→ **Избранный отрывок**
● ● ● ● ● ● ●
Принцесса была красавицей, чем-то похожая на графиню Пурталес. Анна была несколько полновата, но в то время никакие бедра не могли считаться слишком широкими, это не играло никакой роли. Важно было иметь прекрасные плечи, красивый бюст и показывать их! На ее свадьбе были император и императрица, и благодаря этому она сделалась знаменитой. В этот день принцесса была необычно красивой. Я хорошо запомнил платье, в котором была моя мать! Оно было из серебристо-серого фая, по низу шли фестоны, платье было очень длинным и широким. Шарф из тюля, а на поля нашиты бутоны роз. С левой стороны прически был прикреплен маленький черный эгрет [58]. Конечно, у других дам были и более изысканные платья, но отец хотел, чтобы мама отличалась элегантной простотой. Придворные дамы появились в сильно декольтированных платьях, что тогда было обычным, независимо от времени дня. Я вспоминаю, что при распределении призов на выставке 1867 года в два часа дня на всех придворных дамах были вышитые тюлевые платья, сверкавшие бриллиантами и глубокими декольте.
● ● ● ● ● ● ●
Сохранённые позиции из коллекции
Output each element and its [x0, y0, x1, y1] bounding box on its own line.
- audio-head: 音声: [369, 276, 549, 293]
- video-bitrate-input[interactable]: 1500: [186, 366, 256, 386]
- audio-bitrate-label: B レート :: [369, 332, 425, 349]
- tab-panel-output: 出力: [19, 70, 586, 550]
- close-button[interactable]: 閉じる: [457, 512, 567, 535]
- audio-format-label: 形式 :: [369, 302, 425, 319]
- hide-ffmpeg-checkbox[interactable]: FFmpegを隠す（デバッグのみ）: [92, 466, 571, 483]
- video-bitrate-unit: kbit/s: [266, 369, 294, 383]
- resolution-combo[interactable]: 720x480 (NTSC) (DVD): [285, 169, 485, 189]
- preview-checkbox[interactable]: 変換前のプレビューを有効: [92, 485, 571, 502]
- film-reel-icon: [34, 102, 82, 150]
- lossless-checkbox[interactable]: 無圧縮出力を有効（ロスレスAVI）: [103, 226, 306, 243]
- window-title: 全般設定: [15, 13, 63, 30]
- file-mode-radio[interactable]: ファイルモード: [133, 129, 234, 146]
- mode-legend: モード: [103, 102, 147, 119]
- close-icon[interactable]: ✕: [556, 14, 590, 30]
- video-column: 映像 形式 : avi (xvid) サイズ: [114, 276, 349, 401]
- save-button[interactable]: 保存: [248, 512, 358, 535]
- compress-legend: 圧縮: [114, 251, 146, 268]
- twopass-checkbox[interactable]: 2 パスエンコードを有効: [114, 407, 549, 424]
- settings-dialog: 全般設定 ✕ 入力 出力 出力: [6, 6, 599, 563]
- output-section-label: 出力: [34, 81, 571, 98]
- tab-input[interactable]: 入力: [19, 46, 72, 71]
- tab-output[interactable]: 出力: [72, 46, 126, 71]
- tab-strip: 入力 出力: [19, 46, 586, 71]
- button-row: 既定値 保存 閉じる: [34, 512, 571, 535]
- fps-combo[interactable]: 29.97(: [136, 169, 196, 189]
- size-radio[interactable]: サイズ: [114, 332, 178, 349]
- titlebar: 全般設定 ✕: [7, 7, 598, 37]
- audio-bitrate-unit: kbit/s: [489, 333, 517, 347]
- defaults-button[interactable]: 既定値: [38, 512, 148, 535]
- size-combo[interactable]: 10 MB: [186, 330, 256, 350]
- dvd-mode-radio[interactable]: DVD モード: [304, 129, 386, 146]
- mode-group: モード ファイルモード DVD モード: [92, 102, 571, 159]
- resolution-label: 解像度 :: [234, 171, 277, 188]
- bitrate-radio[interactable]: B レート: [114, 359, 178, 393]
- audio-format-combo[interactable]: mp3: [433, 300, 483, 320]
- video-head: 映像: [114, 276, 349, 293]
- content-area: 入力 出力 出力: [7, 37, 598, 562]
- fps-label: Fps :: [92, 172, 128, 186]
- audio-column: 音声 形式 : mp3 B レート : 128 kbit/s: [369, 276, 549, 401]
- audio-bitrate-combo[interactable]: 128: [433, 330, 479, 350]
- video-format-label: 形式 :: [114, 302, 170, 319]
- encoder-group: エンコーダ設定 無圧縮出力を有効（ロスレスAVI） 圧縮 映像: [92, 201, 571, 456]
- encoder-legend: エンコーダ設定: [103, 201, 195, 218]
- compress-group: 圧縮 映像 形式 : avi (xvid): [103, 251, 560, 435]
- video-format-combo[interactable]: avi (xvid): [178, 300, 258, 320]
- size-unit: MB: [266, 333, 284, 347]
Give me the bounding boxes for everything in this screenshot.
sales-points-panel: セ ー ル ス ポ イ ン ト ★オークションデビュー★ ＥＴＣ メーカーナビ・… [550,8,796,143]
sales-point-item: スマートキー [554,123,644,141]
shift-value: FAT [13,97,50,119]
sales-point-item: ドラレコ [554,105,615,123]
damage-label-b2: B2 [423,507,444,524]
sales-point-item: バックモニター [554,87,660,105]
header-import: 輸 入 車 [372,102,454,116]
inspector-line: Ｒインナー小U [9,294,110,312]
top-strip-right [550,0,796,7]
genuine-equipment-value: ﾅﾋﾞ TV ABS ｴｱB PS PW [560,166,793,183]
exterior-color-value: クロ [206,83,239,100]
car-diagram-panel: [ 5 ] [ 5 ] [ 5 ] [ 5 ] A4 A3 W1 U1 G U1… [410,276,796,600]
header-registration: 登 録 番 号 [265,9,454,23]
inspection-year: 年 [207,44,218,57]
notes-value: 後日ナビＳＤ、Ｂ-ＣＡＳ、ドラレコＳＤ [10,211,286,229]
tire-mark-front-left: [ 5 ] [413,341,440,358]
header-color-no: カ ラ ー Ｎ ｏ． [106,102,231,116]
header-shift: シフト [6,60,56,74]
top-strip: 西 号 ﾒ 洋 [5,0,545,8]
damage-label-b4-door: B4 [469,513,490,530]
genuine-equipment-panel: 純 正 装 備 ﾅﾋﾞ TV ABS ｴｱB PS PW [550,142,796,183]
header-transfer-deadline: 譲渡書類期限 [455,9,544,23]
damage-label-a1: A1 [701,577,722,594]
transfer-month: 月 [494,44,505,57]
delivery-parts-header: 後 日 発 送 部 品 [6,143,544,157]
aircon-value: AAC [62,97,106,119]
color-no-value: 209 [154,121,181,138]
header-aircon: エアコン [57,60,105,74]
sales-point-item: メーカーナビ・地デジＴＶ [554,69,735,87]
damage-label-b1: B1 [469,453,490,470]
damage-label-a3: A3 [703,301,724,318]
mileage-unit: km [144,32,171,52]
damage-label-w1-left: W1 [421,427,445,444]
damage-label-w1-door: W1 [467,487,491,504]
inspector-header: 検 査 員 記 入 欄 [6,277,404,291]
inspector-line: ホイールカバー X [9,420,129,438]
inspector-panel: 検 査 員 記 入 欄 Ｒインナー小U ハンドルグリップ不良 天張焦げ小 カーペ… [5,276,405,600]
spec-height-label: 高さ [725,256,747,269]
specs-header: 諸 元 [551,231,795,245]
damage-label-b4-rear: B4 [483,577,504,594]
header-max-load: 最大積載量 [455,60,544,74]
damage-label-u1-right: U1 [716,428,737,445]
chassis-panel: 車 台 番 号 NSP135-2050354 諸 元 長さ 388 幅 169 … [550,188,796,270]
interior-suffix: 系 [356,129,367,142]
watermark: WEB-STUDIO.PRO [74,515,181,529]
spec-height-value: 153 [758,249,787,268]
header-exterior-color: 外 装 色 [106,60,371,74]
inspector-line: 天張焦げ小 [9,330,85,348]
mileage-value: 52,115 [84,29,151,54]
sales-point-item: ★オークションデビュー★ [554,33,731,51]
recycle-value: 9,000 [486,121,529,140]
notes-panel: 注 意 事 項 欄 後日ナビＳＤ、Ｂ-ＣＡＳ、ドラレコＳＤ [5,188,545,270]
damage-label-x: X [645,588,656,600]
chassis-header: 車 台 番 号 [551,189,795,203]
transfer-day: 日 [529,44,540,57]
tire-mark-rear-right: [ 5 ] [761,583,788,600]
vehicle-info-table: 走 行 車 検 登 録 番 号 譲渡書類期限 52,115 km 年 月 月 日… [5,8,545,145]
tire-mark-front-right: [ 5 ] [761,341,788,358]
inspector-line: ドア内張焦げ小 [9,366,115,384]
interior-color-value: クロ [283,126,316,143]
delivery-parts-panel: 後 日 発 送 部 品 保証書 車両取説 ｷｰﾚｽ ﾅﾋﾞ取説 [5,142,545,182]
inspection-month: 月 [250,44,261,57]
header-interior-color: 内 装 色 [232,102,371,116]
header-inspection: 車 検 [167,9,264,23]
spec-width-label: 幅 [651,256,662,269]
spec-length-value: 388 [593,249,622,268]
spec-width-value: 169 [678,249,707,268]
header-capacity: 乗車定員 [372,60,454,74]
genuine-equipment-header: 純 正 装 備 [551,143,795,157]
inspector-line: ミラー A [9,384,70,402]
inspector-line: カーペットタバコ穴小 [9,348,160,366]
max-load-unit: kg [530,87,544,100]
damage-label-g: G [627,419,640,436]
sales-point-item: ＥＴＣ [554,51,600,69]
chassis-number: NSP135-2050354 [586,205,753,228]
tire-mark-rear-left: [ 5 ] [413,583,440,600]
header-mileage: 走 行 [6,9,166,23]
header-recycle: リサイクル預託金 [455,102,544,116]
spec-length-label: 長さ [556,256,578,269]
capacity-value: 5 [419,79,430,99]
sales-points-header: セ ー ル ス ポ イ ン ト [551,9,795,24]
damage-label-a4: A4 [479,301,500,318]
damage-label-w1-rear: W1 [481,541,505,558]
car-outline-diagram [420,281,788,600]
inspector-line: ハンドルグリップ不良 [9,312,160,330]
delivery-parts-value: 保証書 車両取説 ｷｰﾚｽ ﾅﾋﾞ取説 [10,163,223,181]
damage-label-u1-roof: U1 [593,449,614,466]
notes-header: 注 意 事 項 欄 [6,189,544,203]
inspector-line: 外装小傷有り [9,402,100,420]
● ● ● ● ● ● ●
→ **Задание**
Приведите ещё раз целиком отрывок о свадьбе принцессы, помещённый выше, не меняя в нём ни слова.

→ **Ответ**
Принцесса была красавицей, чем-то похожая на графиню Пурталес. Анна была несколько полновата, но в то время никакие бедра не могли считаться слишком широкими, это не играло никакой роли. Важно было иметь прекрасные плечи, красивый бюст и показывать их! На ее свадьбе были император и императрица, и благодаря этому она сделалась знаменитой. В этот день принцесса была необычно красивой. Я хорошо запомнил платье, в котором была моя мать! Оно было из серебристо-серого фая, по низу шли фестоны, платье было очень длинным и широким. Шарф из тюля, а на поля нашиты бутоны роз. С левой стороны прически был прикреплен маленький черный эгрет [58]. Конечно, у других дам были и более изысканные платья, но отец хотел, чтобы мама отличалась элегантной простотой. Придворные дамы появились в сильно декольтированных платьях, что тогда было обычным, независимо от времени дня. Я вспоминаю, что при распределении призов на выставке 1867 года в два часа дня на всех придворных дамах были вышитые тюлевые платья, сверкавшие бриллиантами и глубокими декольте.